##### Dataset content

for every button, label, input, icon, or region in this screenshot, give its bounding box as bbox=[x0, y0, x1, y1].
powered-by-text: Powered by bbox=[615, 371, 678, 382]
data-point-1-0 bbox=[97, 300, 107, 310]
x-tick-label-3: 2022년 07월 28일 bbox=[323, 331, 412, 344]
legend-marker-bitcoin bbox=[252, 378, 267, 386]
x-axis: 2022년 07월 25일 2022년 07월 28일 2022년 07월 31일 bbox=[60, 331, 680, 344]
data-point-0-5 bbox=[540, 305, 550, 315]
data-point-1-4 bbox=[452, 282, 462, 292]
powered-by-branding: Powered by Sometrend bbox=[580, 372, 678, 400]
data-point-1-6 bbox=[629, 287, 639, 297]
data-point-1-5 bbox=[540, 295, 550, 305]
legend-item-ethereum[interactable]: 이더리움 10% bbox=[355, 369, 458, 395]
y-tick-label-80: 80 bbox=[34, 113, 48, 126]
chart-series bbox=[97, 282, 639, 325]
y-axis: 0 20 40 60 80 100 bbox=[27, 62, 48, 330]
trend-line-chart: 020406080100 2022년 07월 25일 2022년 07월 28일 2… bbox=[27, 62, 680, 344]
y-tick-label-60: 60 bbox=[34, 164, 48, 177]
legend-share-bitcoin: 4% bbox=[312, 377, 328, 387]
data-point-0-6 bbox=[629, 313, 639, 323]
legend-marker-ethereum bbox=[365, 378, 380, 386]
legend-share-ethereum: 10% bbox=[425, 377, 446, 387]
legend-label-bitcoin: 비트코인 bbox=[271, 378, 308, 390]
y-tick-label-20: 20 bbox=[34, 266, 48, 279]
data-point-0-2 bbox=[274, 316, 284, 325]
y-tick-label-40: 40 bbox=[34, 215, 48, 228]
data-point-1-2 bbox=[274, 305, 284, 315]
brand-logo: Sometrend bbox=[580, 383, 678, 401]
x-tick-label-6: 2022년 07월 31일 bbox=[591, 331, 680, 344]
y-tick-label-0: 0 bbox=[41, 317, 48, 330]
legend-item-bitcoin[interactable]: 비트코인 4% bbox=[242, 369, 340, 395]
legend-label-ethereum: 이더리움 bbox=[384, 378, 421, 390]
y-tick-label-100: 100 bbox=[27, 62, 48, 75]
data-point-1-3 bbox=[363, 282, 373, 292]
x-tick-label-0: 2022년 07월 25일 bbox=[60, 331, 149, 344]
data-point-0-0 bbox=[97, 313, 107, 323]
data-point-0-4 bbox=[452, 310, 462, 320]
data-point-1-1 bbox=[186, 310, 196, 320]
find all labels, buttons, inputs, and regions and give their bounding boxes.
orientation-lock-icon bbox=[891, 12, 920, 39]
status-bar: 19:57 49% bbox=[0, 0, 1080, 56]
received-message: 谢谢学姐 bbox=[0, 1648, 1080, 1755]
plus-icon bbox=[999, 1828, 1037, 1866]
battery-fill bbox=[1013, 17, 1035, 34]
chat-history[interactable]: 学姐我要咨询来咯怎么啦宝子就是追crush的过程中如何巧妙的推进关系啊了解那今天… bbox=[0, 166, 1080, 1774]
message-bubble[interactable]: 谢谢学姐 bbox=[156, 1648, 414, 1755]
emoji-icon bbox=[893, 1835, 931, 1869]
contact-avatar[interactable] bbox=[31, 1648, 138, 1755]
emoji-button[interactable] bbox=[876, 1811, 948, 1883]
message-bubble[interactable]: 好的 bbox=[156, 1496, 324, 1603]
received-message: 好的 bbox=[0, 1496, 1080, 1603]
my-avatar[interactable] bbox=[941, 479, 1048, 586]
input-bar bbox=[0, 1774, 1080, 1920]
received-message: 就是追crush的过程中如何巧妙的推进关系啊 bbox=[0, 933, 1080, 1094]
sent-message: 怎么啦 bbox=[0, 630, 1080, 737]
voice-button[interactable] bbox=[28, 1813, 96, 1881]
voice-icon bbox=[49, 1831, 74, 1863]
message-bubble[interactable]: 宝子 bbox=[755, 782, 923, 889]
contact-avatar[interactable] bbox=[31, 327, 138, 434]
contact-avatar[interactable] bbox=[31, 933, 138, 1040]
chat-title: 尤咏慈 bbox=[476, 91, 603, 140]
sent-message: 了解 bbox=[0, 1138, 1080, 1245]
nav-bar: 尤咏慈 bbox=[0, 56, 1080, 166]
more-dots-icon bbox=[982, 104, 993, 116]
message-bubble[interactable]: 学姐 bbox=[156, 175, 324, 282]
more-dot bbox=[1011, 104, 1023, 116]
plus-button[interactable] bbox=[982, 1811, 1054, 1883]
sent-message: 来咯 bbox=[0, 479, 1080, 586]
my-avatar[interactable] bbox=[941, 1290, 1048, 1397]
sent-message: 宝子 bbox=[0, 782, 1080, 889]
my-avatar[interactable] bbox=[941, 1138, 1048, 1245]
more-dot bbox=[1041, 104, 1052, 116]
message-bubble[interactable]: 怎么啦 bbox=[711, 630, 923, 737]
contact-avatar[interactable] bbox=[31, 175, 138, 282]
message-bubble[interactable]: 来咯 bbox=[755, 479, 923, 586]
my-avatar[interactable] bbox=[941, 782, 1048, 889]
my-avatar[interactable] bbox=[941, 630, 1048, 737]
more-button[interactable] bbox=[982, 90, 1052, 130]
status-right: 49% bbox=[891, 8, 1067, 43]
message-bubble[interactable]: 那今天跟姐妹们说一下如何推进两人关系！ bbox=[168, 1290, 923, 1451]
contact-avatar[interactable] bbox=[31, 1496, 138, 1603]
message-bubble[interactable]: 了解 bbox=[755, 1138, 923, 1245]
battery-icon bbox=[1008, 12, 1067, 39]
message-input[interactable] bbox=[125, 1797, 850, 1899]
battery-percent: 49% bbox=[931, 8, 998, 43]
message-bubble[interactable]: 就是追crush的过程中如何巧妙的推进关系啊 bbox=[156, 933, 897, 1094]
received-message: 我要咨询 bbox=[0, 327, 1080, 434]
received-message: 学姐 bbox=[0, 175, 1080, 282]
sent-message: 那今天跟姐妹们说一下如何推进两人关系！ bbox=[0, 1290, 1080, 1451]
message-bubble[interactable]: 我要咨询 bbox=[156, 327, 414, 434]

##########

Set problem: Find each line of the material that contains the string "이더리움" and copy those lines out. Case counts.

Response to this exercise:
legend-item-ethereum[interactable]: 이더리움 10% bbox=[355, 369, 458, 395]
legend-label-ethereum: 이더리움 bbox=[384, 378, 421, 390]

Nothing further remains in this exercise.